### Goal of the exercise
Substitute "Record Club" for "RECORD CLUB" throughout the items below, and reproduce every other line unchanged but leave out the pictures.

::::::

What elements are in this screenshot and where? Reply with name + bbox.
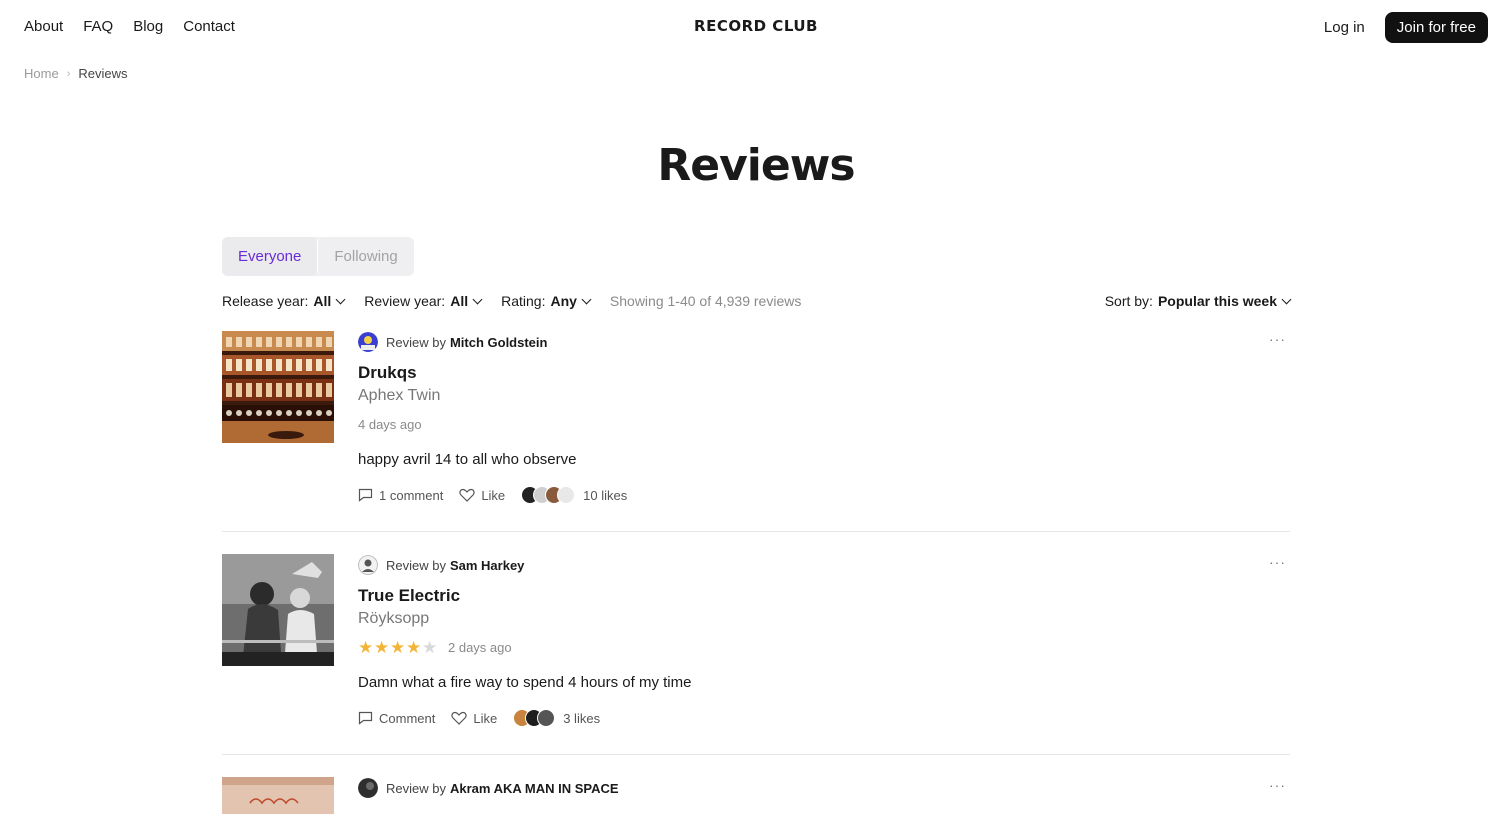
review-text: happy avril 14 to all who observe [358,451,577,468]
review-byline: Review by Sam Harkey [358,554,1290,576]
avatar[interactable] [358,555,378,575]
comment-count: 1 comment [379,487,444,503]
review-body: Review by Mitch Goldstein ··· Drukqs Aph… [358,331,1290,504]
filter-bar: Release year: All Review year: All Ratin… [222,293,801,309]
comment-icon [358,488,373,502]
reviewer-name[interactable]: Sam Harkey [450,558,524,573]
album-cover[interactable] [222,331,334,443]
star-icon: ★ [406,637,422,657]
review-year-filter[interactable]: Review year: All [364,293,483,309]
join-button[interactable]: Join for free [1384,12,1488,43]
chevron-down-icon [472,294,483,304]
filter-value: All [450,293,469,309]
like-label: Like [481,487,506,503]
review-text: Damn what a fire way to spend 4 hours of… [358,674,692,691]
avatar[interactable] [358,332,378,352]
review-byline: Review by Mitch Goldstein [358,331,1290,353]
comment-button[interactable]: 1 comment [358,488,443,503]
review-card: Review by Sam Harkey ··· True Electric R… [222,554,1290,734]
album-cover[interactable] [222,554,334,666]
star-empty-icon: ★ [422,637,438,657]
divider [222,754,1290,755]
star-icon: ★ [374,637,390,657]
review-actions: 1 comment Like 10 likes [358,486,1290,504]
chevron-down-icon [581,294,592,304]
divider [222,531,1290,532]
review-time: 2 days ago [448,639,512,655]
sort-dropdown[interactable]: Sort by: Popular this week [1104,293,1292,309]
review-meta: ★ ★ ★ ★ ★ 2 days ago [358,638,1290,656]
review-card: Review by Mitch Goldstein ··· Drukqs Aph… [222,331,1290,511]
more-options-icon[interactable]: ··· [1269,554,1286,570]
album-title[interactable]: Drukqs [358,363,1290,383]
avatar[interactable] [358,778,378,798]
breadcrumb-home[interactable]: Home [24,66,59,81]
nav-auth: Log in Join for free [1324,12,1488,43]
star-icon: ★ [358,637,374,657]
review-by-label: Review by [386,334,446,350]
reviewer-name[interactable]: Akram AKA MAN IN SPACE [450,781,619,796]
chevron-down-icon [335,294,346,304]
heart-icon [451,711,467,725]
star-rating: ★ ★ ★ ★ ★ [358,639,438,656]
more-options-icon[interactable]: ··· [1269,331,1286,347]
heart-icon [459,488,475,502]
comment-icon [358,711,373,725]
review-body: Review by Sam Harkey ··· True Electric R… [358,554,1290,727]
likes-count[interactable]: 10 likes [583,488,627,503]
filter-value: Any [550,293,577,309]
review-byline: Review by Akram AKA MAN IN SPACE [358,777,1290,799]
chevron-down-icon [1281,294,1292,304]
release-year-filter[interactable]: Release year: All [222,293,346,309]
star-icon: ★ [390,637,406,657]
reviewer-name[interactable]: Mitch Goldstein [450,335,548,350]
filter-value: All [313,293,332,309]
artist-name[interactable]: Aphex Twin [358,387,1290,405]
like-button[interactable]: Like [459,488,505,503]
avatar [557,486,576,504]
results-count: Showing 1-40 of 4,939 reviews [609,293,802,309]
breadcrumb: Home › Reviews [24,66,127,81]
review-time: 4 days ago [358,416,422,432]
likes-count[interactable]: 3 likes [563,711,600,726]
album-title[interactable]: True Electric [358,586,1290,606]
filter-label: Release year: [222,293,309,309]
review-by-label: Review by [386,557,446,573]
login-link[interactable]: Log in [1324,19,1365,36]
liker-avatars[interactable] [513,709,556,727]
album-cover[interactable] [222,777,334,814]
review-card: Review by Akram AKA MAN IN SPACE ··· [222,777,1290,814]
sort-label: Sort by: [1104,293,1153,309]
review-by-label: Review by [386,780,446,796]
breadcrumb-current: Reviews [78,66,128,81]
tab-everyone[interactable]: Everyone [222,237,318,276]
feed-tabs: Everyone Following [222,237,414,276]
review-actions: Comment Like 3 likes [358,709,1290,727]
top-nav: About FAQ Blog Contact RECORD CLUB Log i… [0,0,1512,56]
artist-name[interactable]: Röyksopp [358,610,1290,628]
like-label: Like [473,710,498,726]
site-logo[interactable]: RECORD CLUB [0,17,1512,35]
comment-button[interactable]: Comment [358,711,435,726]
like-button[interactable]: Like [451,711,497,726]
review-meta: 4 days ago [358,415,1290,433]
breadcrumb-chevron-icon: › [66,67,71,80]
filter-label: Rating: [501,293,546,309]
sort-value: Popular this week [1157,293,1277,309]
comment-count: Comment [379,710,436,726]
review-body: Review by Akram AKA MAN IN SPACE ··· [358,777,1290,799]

::::::

### In response
What elements are in this screenshot and where? Reply with name + bbox.
review-text: happy avril 14 to all who observe [358,451,577,468]
review-byline: Review by Sam Harkey [358,554,1290,576]
avatar[interactable] [358,555,378,575]
comment-count: 1 comment [379,487,444,503]
review-body: Review by Mitch Goldstein ··· Drukqs Aph… [358,331,1290,504]
filter-bar: Release year: All Review year: All Ratin… [222,293,801,309]
comment-icon [358,488,373,502]
reviewer-name[interactable]: Sam Harkey [450,558,524,573]
album-cover[interactable] [222,331,334,443]
star-icon: ★ [406,637,422,657]
review-year-filter[interactable]: Review year: All [364,293,483,309]
join-button[interactable]: Join for free [1384,12,1488,43]
chevron-down-icon [472,294,483,304]
filter-value: All [450,293,469,309]
like-label: Like [481,487,506,503]
review-text: Damn what a fire way to spend 4 hours of… [358,674,692,691]
avatar[interactable] [358,332,378,352]
review-byline: Review by Mitch Goldstein [358,331,1290,353]
comment-button[interactable]: 1 comment [358,488,443,503]
review-card: Review by Sam Harkey ··· True Electric R… [222,554,1290,734]
album-cover[interactable] [222,554,334,666]
star-empty-icon: ★ [422,637,438,657]
divider [222,754,1290,755]
star-icon: ★ [374,637,390,657]
review-actions: 1 comment Like 10 likes [358,486,1290,504]
chevron-down-icon [581,294,592,304]
divider [222,531,1290,532]
review-time: 2 days ago [448,639,512,655]
sort-dropdown[interactable]: Sort by: Popular this week [1104,293,1292,309]
review-meta: ★ ★ ★ ★ ★ 2 days ago [358,638,1290,656]
review-card: Review by Mitch Goldstein ··· Drukqs Aph… [222,331,1290,511]
more-options-icon[interactable]: ··· [1269,554,1286,570]
album-title[interactable]: Drukqs [358,363,1290,383]
avatar[interactable] [358,778,378,798]
breadcrumb-home[interactable]: Home [24,66,59,81]
nav-auth: Log in Join for free [1324,12,1488,43]
star-icon: ★ [358,637,374,657]
review-by-label: Review by [386,334,446,350]
reviewer-name[interactable]: Akram AKA MAN IN SPACE [450,781,619,796]
chevron-down-icon [335,294,346,304]
heart-icon [451,711,467,725]
star-rating: ★ ★ ★ ★ ★ [358,639,438,656]
more-options-icon[interactable]: ··· [1269,331,1286,347]
heart-icon [459,488,475,502]
comment-icon [358,711,373,725]
review-body: Review by Sam Harkey ··· True Electric R… [358,554,1290,727]
likes-count[interactable]: 10 likes [583,488,627,503]
filter-value: Any [550,293,577,309]
review-byline: Review by Akram AKA MAN IN SPACE [358,777,1290,799]
chevron-down-icon [1281,294,1292,304]
release-year-filter[interactable]: Release year: All [222,293,346,309]
star-icon: ★ [390,637,406,657]
reviewer-name[interactable]: Mitch Goldstein [450,335,548,350]
filter-value: All [313,293,332,309]
artist-name[interactable]: Aphex Twin [358,387,1290,405]
like-button[interactable]: Like [459,488,505,503]
avatar [557,486,576,504]
results-count: Showing 1-40 of 4,939 reviews [609,293,802,309]
breadcrumb: Home › Reviews [24,66,127,81]
review-time: 4 days ago [358,416,422,432]
likes-count[interactable]: 3 likes [563,711,600,726]
album-title[interactable]: True Electric [358,586,1290,606]
filter-label: Release year: [222,293,309,309]
review-by-label: Review by [386,557,446,573]
login-link[interactable]: Log in [1324,19,1365,36]
liker-avatars[interactable] [513,709,556,727]
album-cover[interactable] [222,777,334,814]
review-card: Review by Akram AKA MAN IN SPACE ··· [222,777,1290,814]
sort-label: Sort by: [1104,293,1153,309]
review-by-label: Review by [386,780,446,796]
breadcrumb-current: Reviews [78,66,128,81]
tab-everyone[interactable]: Everyone [222,237,318,276]
feed-tabs: Everyone Following [222,237,414,276]
review-actions: Comment Like 3 likes [358,709,1290,727]
top-nav: About FAQ Blog Contact Record Club Log i… [0,0,1512,56]
artist-name[interactable]: Röyksopp [358,610,1290,628]
like-label: Like [473,710,498,726]
site-logo[interactable]: Record Club [0,17,1512,35]
comment-button[interactable]: Comment [358,711,435,726]
like-button[interactable]: Like [451,711,497,726]
review-meta: 4 days ago [358,415,1290,433]
breadcrumb-chevron-icon: › [66,67,71,80]
filter-label: Rating: [501,293,546,309]
sort-value: Popular this week [1157,293,1277,309]
comment-count: Comment [379,710,436,726]
review-body: Review by Akram AKA MAN IN SPACE ··· [358,777,1290,799]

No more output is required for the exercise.